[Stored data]
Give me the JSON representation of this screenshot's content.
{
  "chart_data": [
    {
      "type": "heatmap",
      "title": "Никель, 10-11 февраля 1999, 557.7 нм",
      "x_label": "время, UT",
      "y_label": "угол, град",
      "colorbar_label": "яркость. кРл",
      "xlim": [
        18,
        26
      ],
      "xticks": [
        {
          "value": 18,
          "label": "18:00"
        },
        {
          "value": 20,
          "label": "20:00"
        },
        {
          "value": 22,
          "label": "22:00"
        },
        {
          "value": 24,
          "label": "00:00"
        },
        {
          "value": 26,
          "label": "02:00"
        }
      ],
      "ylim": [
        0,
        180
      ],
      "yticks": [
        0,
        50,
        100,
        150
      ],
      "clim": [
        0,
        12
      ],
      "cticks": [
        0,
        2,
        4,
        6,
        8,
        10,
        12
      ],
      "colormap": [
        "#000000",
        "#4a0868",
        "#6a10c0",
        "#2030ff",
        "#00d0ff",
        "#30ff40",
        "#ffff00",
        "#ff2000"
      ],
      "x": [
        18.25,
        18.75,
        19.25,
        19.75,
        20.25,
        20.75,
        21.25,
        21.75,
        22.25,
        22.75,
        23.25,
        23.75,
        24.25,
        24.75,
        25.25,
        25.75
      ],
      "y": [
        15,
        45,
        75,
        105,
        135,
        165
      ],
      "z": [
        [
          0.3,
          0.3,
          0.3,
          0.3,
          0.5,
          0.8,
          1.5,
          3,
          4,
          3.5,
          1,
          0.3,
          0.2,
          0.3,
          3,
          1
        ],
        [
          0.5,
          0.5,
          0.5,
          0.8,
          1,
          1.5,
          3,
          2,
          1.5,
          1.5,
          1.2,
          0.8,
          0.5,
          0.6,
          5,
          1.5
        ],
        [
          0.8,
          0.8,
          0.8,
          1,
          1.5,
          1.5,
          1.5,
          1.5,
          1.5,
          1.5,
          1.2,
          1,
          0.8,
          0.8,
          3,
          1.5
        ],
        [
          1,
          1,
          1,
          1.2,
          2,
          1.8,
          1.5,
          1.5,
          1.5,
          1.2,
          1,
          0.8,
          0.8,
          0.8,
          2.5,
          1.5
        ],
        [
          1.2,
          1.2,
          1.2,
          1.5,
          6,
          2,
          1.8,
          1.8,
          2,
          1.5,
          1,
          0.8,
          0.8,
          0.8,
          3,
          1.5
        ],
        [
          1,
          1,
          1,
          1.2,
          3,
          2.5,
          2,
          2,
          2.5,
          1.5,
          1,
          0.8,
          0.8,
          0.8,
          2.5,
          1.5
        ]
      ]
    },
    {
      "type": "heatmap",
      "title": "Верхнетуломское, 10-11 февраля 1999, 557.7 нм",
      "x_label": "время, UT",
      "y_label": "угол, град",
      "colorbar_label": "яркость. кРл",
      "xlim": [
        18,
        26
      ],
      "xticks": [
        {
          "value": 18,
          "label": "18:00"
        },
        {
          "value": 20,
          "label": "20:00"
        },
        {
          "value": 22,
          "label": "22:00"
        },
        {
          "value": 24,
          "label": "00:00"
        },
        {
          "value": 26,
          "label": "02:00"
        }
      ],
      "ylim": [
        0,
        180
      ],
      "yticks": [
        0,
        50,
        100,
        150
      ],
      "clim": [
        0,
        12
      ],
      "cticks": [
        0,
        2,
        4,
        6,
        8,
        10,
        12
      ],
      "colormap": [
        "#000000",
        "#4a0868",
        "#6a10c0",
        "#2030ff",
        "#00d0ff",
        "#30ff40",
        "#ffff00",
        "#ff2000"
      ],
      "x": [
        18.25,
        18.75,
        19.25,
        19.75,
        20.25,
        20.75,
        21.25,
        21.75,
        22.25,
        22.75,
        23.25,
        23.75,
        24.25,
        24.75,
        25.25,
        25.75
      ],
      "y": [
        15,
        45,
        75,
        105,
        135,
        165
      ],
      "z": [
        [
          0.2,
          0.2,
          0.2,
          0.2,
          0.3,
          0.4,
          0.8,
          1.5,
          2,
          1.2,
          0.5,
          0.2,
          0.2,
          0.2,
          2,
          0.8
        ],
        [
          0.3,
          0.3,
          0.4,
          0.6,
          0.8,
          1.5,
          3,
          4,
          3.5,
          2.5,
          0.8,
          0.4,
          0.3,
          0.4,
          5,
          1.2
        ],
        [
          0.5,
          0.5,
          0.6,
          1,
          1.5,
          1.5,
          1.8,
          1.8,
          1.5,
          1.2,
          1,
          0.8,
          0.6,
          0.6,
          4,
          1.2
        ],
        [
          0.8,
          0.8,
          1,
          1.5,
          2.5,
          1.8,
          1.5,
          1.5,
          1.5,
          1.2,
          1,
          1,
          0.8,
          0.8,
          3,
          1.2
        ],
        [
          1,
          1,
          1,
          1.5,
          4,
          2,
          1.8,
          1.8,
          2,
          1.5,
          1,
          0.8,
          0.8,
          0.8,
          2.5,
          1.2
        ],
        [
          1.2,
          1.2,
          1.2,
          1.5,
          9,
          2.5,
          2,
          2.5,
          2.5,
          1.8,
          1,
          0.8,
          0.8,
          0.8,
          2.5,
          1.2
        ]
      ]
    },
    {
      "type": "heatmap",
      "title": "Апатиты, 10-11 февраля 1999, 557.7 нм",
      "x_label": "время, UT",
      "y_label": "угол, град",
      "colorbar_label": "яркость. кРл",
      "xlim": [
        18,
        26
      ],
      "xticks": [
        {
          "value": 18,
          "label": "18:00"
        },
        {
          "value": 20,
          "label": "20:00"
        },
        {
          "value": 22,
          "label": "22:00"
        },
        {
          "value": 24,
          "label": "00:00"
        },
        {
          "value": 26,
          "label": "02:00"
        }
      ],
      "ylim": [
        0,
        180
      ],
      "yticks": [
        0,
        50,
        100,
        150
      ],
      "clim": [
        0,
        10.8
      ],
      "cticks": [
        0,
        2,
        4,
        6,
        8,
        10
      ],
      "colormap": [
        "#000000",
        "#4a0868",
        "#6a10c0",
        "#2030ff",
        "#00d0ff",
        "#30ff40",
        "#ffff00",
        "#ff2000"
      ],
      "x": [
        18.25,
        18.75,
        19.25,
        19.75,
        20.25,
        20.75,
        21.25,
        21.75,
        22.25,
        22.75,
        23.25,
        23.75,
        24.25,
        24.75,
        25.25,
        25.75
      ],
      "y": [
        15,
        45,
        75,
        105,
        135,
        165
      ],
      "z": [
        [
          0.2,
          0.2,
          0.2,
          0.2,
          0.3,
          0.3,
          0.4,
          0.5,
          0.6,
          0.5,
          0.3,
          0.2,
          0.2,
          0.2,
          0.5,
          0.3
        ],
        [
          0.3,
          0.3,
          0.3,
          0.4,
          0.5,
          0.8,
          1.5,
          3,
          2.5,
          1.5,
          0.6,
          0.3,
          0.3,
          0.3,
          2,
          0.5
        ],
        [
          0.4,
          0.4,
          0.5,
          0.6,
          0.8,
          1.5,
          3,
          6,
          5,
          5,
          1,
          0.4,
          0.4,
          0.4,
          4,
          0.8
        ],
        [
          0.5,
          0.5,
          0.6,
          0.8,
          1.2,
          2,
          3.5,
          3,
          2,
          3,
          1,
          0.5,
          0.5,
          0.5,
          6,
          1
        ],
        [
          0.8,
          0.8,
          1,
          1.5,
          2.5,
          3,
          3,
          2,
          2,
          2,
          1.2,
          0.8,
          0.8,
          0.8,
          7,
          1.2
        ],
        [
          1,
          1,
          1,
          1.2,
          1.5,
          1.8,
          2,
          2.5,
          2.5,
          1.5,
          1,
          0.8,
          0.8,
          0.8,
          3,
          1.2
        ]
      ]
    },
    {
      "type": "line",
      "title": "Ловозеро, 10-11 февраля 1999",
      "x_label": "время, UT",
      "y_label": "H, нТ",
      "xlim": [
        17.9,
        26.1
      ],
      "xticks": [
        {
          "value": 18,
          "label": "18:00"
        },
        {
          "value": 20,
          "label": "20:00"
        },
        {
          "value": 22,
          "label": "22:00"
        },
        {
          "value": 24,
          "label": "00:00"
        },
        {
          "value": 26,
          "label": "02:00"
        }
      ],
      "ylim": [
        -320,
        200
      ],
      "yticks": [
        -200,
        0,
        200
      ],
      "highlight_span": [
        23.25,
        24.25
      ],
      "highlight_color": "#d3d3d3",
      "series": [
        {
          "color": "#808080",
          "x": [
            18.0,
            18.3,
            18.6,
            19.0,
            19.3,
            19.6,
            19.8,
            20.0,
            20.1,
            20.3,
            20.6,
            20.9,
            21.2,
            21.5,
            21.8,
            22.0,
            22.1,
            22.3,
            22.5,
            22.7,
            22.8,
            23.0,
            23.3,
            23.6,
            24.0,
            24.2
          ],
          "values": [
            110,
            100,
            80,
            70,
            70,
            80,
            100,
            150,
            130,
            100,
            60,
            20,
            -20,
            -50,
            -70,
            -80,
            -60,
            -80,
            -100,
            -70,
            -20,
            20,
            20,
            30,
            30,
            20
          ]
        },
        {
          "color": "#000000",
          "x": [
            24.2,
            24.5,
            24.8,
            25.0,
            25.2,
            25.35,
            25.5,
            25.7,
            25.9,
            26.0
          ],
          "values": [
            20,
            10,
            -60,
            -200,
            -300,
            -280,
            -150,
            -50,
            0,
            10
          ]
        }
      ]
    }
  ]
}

◆ What you should do
Lines in the records that hold the word "title" are to be counted; give only the total.

◆ Response
4